◆ How to complete this task
Determine the number of lines in the data that contain "grey". Answer with that number only.

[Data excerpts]
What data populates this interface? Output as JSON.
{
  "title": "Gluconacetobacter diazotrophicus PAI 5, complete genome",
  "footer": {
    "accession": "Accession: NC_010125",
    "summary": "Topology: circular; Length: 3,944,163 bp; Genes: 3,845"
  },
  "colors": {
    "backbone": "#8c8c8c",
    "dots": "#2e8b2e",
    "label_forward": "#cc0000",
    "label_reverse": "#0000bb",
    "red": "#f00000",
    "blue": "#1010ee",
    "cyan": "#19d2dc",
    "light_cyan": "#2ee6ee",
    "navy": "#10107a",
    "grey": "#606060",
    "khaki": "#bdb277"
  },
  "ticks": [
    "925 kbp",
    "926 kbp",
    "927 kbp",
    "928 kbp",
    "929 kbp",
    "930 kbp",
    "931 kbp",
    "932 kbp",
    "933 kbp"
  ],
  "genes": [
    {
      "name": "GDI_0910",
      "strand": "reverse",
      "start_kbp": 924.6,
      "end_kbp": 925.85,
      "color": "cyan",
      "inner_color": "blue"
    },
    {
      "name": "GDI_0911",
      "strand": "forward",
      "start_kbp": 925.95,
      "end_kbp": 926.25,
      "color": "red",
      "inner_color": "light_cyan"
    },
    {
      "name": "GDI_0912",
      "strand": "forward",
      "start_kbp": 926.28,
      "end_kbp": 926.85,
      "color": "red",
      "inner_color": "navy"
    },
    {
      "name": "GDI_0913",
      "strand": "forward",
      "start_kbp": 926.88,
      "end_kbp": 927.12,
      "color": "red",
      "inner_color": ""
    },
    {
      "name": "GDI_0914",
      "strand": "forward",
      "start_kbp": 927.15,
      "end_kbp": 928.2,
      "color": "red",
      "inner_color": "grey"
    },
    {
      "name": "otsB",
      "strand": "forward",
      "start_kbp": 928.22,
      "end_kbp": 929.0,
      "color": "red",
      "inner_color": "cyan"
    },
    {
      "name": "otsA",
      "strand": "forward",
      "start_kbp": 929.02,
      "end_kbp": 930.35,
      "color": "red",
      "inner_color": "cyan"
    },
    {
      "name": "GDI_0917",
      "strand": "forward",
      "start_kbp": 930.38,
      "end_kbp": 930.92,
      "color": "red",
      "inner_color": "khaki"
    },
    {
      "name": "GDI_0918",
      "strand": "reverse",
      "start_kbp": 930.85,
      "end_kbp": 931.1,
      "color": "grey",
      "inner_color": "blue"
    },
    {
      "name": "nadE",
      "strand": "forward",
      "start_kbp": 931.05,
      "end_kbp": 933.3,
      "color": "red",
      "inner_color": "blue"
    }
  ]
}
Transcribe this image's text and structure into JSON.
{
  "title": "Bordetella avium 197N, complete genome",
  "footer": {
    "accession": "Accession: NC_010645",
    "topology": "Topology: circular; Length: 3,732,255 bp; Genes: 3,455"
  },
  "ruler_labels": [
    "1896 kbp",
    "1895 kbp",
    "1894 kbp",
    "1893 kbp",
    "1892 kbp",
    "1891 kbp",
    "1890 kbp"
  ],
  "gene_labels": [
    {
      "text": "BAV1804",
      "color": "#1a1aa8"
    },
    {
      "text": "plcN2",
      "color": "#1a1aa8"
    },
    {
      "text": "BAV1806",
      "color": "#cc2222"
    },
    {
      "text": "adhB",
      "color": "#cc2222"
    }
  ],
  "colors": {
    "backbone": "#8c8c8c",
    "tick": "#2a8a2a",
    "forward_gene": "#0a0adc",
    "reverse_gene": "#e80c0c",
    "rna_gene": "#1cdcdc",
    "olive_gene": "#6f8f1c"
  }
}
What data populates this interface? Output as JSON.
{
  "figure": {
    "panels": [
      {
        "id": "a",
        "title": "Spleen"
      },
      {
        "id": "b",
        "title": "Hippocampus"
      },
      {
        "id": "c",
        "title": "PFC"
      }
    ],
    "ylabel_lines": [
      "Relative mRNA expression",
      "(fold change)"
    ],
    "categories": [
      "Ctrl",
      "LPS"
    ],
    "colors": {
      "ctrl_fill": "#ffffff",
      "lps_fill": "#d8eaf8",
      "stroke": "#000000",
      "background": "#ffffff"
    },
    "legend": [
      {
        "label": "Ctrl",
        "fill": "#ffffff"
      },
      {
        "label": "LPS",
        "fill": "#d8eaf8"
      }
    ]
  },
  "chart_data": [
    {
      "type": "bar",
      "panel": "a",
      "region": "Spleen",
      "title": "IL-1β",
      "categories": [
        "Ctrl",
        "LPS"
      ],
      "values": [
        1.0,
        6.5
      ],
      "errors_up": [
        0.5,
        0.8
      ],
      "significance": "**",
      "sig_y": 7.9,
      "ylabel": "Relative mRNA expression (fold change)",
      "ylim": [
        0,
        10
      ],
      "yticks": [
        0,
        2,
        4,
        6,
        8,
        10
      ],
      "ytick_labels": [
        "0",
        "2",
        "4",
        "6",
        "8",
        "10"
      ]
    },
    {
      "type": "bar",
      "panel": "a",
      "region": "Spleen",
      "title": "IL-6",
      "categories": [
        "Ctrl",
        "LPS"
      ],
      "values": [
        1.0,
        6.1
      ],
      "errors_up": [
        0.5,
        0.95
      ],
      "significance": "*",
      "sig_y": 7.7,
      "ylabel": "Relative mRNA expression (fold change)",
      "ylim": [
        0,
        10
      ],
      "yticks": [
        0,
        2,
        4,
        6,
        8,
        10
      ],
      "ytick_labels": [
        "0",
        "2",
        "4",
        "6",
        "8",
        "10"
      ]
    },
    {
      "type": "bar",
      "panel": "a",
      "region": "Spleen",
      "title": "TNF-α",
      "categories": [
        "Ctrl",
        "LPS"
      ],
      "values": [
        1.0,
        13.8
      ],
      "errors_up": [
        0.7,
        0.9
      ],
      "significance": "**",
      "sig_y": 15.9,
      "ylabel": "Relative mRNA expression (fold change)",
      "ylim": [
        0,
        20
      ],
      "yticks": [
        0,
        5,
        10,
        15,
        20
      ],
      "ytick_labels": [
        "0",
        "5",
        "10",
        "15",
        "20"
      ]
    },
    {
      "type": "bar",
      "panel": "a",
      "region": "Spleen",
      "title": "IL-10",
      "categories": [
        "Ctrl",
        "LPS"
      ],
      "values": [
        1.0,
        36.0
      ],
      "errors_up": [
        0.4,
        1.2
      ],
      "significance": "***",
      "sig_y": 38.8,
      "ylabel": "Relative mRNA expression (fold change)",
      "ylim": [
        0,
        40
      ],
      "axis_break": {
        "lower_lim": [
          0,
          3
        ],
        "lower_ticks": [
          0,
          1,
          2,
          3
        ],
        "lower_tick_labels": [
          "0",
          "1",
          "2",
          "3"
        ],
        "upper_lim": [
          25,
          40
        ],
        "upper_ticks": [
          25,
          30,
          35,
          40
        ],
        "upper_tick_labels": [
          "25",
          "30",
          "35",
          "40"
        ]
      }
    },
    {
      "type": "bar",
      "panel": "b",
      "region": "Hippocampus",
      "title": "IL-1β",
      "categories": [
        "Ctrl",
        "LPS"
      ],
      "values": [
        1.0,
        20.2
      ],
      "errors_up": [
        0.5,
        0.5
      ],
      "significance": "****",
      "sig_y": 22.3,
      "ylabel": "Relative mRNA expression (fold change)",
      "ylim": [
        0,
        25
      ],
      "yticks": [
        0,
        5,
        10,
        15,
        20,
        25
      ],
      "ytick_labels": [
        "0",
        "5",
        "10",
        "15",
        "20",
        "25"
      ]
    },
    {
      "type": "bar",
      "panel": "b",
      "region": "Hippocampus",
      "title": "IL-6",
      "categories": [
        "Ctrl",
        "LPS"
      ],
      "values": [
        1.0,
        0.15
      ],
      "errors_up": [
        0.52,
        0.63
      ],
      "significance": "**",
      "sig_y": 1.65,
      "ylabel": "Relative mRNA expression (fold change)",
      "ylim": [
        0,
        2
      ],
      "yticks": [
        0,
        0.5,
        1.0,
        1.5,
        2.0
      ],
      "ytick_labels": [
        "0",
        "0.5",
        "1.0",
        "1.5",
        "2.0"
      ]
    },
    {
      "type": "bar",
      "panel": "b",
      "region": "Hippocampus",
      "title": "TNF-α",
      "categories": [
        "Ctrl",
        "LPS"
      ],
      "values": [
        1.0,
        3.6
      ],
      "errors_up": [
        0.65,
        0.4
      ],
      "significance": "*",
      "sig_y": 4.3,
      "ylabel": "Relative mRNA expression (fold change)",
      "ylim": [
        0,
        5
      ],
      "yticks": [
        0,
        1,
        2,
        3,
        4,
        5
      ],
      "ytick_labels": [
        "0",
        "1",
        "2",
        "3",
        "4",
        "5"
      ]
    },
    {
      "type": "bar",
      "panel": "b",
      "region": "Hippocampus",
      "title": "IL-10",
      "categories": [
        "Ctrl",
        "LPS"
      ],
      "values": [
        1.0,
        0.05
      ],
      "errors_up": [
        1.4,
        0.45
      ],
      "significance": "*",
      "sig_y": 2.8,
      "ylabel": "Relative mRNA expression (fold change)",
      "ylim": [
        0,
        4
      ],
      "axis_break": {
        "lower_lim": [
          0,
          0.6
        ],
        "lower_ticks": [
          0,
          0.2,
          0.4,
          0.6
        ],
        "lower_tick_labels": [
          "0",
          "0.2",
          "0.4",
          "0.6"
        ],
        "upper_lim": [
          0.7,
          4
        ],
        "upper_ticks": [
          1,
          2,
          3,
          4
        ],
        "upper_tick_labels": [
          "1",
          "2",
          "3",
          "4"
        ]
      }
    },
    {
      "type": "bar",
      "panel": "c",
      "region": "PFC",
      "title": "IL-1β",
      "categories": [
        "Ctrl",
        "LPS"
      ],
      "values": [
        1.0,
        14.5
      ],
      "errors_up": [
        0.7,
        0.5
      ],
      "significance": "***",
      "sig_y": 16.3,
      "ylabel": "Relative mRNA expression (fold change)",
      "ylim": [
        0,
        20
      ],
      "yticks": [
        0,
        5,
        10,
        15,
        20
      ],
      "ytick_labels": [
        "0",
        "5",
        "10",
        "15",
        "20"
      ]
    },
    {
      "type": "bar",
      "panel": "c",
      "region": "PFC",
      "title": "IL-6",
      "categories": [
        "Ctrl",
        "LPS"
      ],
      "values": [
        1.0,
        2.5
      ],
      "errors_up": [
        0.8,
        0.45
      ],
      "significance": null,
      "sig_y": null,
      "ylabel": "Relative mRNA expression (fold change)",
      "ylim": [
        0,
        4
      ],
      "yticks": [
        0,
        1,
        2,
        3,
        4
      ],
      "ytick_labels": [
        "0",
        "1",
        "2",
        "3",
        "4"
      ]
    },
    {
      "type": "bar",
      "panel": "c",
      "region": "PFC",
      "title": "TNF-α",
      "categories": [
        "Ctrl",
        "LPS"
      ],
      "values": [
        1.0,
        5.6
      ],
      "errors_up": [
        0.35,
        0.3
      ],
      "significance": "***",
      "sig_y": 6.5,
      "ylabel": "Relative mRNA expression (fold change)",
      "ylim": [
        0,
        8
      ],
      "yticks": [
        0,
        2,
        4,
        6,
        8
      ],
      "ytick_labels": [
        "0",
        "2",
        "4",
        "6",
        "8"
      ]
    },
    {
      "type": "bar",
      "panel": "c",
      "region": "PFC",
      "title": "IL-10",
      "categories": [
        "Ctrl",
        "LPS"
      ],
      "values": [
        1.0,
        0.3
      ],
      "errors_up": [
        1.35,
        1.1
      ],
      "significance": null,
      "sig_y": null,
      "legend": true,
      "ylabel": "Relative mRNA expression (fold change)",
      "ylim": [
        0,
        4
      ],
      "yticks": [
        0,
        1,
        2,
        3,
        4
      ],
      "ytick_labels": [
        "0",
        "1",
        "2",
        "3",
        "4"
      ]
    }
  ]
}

◆ Final answer
3